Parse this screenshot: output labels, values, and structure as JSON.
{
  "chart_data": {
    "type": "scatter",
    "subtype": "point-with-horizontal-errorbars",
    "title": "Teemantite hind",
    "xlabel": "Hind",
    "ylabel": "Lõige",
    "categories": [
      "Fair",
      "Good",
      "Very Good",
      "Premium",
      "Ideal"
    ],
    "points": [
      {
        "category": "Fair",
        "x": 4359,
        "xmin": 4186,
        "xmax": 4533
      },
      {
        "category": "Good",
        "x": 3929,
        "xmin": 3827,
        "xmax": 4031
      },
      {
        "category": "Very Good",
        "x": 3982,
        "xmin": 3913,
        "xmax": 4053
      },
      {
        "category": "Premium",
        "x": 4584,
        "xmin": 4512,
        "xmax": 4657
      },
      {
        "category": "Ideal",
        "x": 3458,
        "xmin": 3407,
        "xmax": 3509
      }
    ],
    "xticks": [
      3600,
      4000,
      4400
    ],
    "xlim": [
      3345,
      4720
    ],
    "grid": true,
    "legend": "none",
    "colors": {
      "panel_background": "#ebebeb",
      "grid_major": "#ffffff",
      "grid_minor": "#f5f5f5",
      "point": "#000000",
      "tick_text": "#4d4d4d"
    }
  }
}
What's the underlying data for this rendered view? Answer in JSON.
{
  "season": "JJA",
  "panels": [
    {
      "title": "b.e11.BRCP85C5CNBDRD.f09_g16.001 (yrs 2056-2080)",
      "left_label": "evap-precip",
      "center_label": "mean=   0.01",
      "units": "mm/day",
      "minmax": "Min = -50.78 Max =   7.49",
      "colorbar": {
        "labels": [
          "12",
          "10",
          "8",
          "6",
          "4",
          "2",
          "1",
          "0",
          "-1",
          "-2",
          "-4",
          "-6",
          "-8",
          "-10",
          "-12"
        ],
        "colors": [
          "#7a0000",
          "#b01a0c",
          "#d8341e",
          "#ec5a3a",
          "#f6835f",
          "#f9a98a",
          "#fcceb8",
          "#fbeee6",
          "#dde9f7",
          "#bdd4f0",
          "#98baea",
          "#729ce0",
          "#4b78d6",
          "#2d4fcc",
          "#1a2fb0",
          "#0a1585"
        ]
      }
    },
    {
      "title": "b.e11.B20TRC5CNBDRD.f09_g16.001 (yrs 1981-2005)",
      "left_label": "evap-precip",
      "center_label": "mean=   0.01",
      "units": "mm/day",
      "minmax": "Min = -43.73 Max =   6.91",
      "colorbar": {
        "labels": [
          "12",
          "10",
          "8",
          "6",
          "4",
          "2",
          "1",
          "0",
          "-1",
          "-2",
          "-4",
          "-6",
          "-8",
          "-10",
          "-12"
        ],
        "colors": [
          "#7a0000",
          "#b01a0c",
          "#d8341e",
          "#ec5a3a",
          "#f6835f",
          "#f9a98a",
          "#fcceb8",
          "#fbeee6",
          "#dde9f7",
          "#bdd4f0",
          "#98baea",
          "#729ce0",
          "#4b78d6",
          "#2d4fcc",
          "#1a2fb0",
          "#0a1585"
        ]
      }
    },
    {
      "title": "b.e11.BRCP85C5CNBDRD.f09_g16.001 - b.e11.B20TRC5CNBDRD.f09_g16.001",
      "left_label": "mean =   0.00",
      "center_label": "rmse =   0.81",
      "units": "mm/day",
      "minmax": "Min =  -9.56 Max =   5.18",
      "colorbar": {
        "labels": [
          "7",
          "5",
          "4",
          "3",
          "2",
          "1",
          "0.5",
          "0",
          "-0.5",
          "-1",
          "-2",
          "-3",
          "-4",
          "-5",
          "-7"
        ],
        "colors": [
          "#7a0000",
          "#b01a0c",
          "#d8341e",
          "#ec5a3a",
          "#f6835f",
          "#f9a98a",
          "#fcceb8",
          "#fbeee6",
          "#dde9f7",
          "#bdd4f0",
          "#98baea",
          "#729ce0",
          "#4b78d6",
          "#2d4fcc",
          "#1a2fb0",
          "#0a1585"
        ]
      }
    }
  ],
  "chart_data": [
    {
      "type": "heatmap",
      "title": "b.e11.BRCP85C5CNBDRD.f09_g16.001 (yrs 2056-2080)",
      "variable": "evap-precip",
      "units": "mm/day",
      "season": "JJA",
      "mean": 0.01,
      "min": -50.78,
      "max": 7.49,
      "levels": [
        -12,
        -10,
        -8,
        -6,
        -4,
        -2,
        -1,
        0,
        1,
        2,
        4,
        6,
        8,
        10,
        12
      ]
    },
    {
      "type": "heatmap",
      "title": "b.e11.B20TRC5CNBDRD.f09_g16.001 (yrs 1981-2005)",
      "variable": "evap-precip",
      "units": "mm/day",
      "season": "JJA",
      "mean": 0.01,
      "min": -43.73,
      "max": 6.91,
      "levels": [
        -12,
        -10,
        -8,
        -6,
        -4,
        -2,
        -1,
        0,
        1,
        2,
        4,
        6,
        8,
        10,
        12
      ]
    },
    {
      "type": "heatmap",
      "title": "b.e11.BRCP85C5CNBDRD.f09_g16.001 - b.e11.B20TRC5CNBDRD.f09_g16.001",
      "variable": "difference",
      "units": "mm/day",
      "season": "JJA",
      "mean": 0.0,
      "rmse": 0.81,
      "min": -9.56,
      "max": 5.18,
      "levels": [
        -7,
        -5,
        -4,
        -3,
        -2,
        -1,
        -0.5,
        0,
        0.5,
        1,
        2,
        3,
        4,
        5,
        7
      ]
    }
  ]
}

SET PROBLEM - Show the lines of the records that contain the word "minmax".

SOLUTION FOR THIS PROBLEM -
      "minmax": "Min = -50.78 Max =   7.49",
      "minmax": "Min = -43.73 Max =   6.91",
      "minmax": "Min =  -9.56 Max =   5.18",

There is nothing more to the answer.